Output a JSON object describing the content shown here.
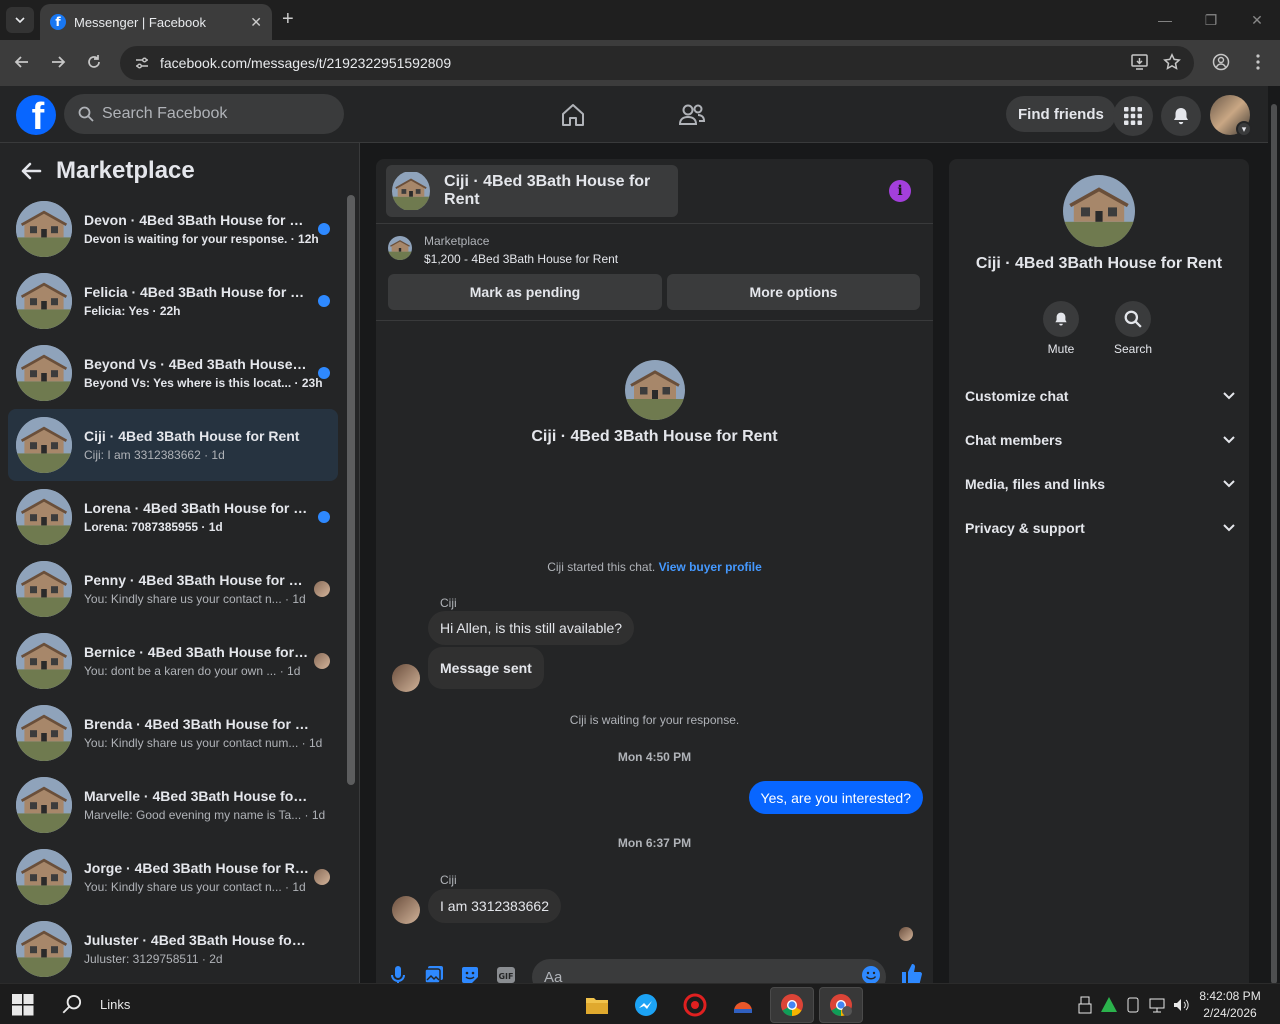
{
  "browser": {
    "tab_title": "Messenger | Facebook",
    "url": "facebook.com/messages/t/2192322951592809"
  },
  "fb_header": {
    "logo_letter": "f",
    "search_placeholder": "Search Facebook",
    "find_friends_label": "Find friends"
  },
  "left_pane": {
    "title": "Marketplace",
    "conversations": [
      {
        "name": "Devon · 4Bed 3Bath House for R...",
        "preview": "Devon is waiting for your response. · 12h",
        "unread": true
      },
      {
        "name": "Felicia · 4Bed 3Bath House for Re...",
        "preview": "Felicia: Yes · 22h",
        "unread": true
      },
      {
        "name": "Beyond Vs · 4Bed 3Bath House f...",
        "preview": "Beyond Vs: Yes where is this locat... · 23h",
        "unread": true
      },
      {
        "name": "Ciji · 4Bed 3Bath House for Rent",
        "preview": "Ciji: I am 3312383662 · 1d",
        "unread": false
      },
      {
        "name": "Lorena · 4Bed 3Bath House for R...",
        "preview": "Lorena: 7087385955 · 1d",
        "unread": true
      },
      {
        "name": "Penny · 4Bed 3Bath House for R...",
        "preview": "You: Kindly share us your contact n... · 1d",
        "unread": false
      },
      {
        "name": "Bernice · 4Bed 3Bath House for ...",
        "preview": "You: dont be a karen do your own ... · 1d",
        "unread": false
      },
      {
        "name": "Brenda · 4Bed 3Bath House for Rent",
        "preview": "You: Kindly share us your contact num... · 1d",
        "unread": false
      },
      {
        "name": "Marvelle · 4Bed 3Bath House for R...",
        "preview": "Marvelle: Good evening my name is Ta... · 1d",
        "unread": false
      },
      {
        "name": "Jorge · 4Bed 3Bath House for Re...",
        "preview": "You: Kindly share us your contact n... · 1d",
        "unread": false
      },
      {
        "name": "Juluster · 4Bed 3Bath House for Rent",
        "preview": "Juluster: 3129758511 · 2d",
        "unread": false
      }
    ]
  },
  "chat": {
    "header_title": "Ciji · 4Bed 3Bath House for Rent",
    "marketplace_label": "Marketplace",
    "listing": "$1,200 - 4Bed 3Bath House for Rent",
    "mark_pending_label": "Mark as pending",
    "more_options_label": "More options",
    "intro_name": "Ciji · 4Bed 3Bath House for Rent",
    "started_text": "Ciji started this chat.",
    "view_profile_link": "View buyer profile",
    "sender_name": "Ciji",
    "msg1": "Hi Allen, is this still available?",
    "msg2": "Message sent",
    "waiting_text": "Ciji is waiting for your response.",
    "stamp1": "Mon 4:50 PM",
    "my_msg": "Yes, are you interested?",
    "stamp2": "Mon 6:37 PM",
    "msg3": "I am 3312383662",
    "composer_placeholder": "Aa"
  },
  "info_pane": {
    "name": "Ciji · 4Bed 3Bath House for Rent",
    "mute_label": "Mute",
    "search_label": "Search",
    "rows": [
      "Customize chat",
      "Chat members",
      "Media, files and links",
      "Privacy & support"
    ]
  },
  "taskbar": {
    "links_label": "Links",
    "time": "8:42:08 PM",
    "date": "2/24/2026"
  },
  "colors": {
    "accent": "#0866ff",
    "unread_dot": "#2e89ff",
    "info_icon": "#a33fdc"
  }
}
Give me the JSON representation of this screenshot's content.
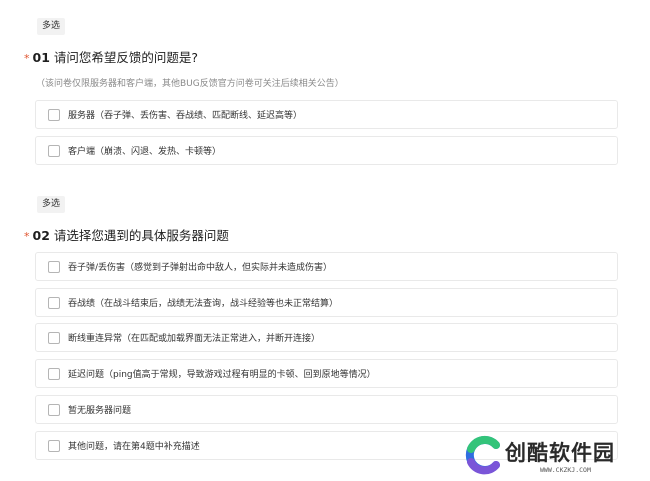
{
  "q1": {
    "tag": "多选",
    "star": "*",
    "number": "01",
    "title": "请问您希望反馈的问题是?",
    "hint": "（该问卷仅限服务器和客户端，其他BUG反馈官方问卷可关注后续相关公告）",
    "options": [
      {
        "label": "服务器（吞子弹、丢伤害、吞战绩、匹配断线、延迟高等）",
        "checked": false
      },
      {
        "label": "客户端（崩溃、闪退、发热、卡顿等）",
        "checked": false
      }
    ]
  },
  "q2": {
    "tag": "多选",
    "star": "*",
    "number": "02",
    "title": "请选择您遇到的具体服务器问题",
    "options": [
      {
        "label": "吞子弹/丢伤害（感觉到子弹射出命中敌人，但实际并未造成伤害）",
        "checked": false
      },
      {
        "label": "吞战绩（在战斗结束后，战绩无法查询，战斗经验等也未正常结算）",
        "checked": false
      },
      {
        "label": "断线重连异常（在匹配或加载界面无法正常进入，并断开连接）",
        "checked": false
      },
      {
        "label": "延迟问题（ping值高于常规，导致游戏过程有明显的卡顿、回到原地等情况）",
        "checked": false
      },
      {
        "label": "暂无服务器问题",
        "checked": false
      },
      {
        "label": "其他问题，请在第4题中补充描述",
        "checked": false
      }
    ]
  },
  "watermark": {
    "name": "创酷软件园",
    "url": "WWW.CKZKJ.COM",
    "colors": {
      "green": "#33c47a",
      "blue": "#2f6ee0",
      "purple": "#7a55d8"
    }
  }
}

### Task instructions
Extract, from the material above, each line holding the word "Rent".

### Result
        "name": "Ciji · 4Bed 3Bath House for Rent",
        "name": "Brenda · 4Bed 3Bath House for Rent",
        "name": "Juluster · 4Bed 3Bath House for Rent",
    "header_title": "Ciji · 4Bed 3Bath House for Rent",
    "listing": "$1,200 - 4Bed 3Bath House for Rent",
    "intro_name": "Ciji · 4Bed 3Bath House for Rent",
    "name": "Ciji · 4Bed 3Bath House for Rent",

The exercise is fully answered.